### [Problem requirements]
The exercise asks for every line of the data to be reproduced exactly.

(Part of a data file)
==============================
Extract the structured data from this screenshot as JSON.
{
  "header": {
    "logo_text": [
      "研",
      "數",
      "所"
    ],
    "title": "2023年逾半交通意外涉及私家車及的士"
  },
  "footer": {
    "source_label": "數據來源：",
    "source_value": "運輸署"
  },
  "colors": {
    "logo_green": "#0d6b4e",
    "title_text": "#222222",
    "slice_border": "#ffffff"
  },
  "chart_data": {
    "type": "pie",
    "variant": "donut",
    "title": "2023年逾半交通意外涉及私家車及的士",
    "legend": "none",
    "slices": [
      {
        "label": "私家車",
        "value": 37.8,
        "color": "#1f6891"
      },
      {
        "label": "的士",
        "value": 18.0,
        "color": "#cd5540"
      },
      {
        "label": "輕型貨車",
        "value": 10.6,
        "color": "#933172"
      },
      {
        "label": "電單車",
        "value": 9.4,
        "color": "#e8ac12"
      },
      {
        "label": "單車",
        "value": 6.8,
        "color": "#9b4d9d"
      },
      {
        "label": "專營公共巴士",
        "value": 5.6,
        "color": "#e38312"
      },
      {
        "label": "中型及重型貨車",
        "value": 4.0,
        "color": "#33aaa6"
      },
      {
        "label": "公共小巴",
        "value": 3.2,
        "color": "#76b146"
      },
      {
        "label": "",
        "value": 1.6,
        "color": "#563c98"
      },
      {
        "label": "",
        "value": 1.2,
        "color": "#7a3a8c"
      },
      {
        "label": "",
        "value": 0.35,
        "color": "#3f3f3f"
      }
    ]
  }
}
==============================
### [Solution below]
Extract the structured data from this screenshot as JSON.
{
  "header": {
    "logo_text": [
      "研",
      "數",
      "所"
    ],
    "title": "2023年逾半交通意外涉及私家車及的士"
  },
  "footer": {
    "source_label": "數據來源：",
    "source_value": "運輸署"
  },
  "colors": {
    "logo_green": "#0d6b4e",
    "title_text": "#222222",
    "slice_border": "#ffffff"
  },
  "chart_data": {
    "type": "pie",
    "variant": "donut",
    "title": "2023年逾半交通意外涉及私家車及的士",
    "legend": "none",
    "slices": [
      {
        "label": "私家車",
        "value": 37.8,
        "color": "#1f6891"
      },
      {
        "label": "的士",
        "value": 18.0,
        "color": "#cd5540"
      },
      {
        "label": "輕型貨車",
        "value": 10.6,
        "color": "#933172"
      },
      {
        "label": "電單車",
        "value": 9.4,
        "color": "#e8ac12"
      },
      {
        "label": "單車",
        "value": 6.8,
        "color": "#9b4d9d"
      },
      {
        "label": "專營公共巴士",
        "value": 5.6,
        "color": "#e38312"
      },
      {
        "label": "中型及重型貨車",
        "value": 4.0,
        "color": "#33aaa6"
      },
      {
        "label": "公共小巴",
        "value": 3.2,
        "color": "#76b146"
      },
      {
        "label": "",
        "value": 1.6,
        "color": "#563c98"
      },
      {
        "label": "",
        "value": 1.2,
        "color": "#7a3a8c"
      },
      {
        "label": "",
        "value": 0.35,
        "color": "#3f3f3f"
      }
    ]
  }
}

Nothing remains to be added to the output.